* TASK PROMPT
Could you copy out word for word only the rows from the one containing "Localize each UI" through the one containing "page-title: Queue [80,80,541,229]", including both of those?

* EXTRACTED ENTRIES
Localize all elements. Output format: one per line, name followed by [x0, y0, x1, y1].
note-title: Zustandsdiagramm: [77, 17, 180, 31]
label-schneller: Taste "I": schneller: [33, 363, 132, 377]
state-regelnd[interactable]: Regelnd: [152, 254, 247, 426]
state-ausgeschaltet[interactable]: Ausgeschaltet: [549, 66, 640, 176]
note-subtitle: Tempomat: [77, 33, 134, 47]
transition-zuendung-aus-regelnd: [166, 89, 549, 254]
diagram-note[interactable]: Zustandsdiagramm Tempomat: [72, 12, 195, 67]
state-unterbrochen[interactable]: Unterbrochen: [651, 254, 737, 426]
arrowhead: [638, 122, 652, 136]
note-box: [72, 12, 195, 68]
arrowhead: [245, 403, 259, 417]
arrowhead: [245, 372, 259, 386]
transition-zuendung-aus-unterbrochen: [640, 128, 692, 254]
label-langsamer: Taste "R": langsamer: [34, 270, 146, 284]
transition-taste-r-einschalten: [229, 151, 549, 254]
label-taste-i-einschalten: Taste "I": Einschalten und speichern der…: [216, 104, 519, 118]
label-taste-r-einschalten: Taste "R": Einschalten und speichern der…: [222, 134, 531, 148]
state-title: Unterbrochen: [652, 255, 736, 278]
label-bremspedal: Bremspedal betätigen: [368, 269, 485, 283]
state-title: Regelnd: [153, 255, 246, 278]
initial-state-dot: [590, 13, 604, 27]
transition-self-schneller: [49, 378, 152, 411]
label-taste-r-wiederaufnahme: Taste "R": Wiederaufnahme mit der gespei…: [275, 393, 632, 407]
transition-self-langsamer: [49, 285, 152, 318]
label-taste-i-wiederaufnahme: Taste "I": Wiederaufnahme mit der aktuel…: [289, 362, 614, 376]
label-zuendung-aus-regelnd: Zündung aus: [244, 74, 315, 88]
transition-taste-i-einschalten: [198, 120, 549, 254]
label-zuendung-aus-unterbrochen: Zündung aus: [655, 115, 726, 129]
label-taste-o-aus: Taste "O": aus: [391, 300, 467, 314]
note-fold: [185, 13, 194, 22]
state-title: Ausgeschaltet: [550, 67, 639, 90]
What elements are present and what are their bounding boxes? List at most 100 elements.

---

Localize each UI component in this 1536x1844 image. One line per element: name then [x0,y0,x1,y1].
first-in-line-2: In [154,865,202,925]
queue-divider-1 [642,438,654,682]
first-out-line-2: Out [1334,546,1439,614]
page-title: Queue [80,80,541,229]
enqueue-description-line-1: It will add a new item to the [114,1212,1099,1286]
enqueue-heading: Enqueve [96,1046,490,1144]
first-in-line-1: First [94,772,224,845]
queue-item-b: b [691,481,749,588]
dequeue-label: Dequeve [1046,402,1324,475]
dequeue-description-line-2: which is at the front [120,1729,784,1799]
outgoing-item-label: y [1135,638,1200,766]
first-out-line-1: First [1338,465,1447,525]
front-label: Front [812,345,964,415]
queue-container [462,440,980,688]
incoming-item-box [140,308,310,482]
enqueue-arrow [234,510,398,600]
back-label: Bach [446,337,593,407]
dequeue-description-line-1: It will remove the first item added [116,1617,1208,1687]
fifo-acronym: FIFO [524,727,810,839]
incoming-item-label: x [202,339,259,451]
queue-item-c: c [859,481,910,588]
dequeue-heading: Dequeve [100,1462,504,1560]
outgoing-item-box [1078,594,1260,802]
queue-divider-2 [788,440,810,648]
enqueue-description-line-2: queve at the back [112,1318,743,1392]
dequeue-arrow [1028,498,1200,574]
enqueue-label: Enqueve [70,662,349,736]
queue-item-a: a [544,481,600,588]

* OUTPUT FOR THIS EXERCISE
Localize each UI component in this 1536x1844 image. One line per element: name then [x0,y0,x1,y1].
first-in-line-2: In [154,865,202,925]
queue-divider-1 [642,438,654,682]
first-out-line-2: Out [1334,546,1439,614]
page-title: Queue [80,80,541,229]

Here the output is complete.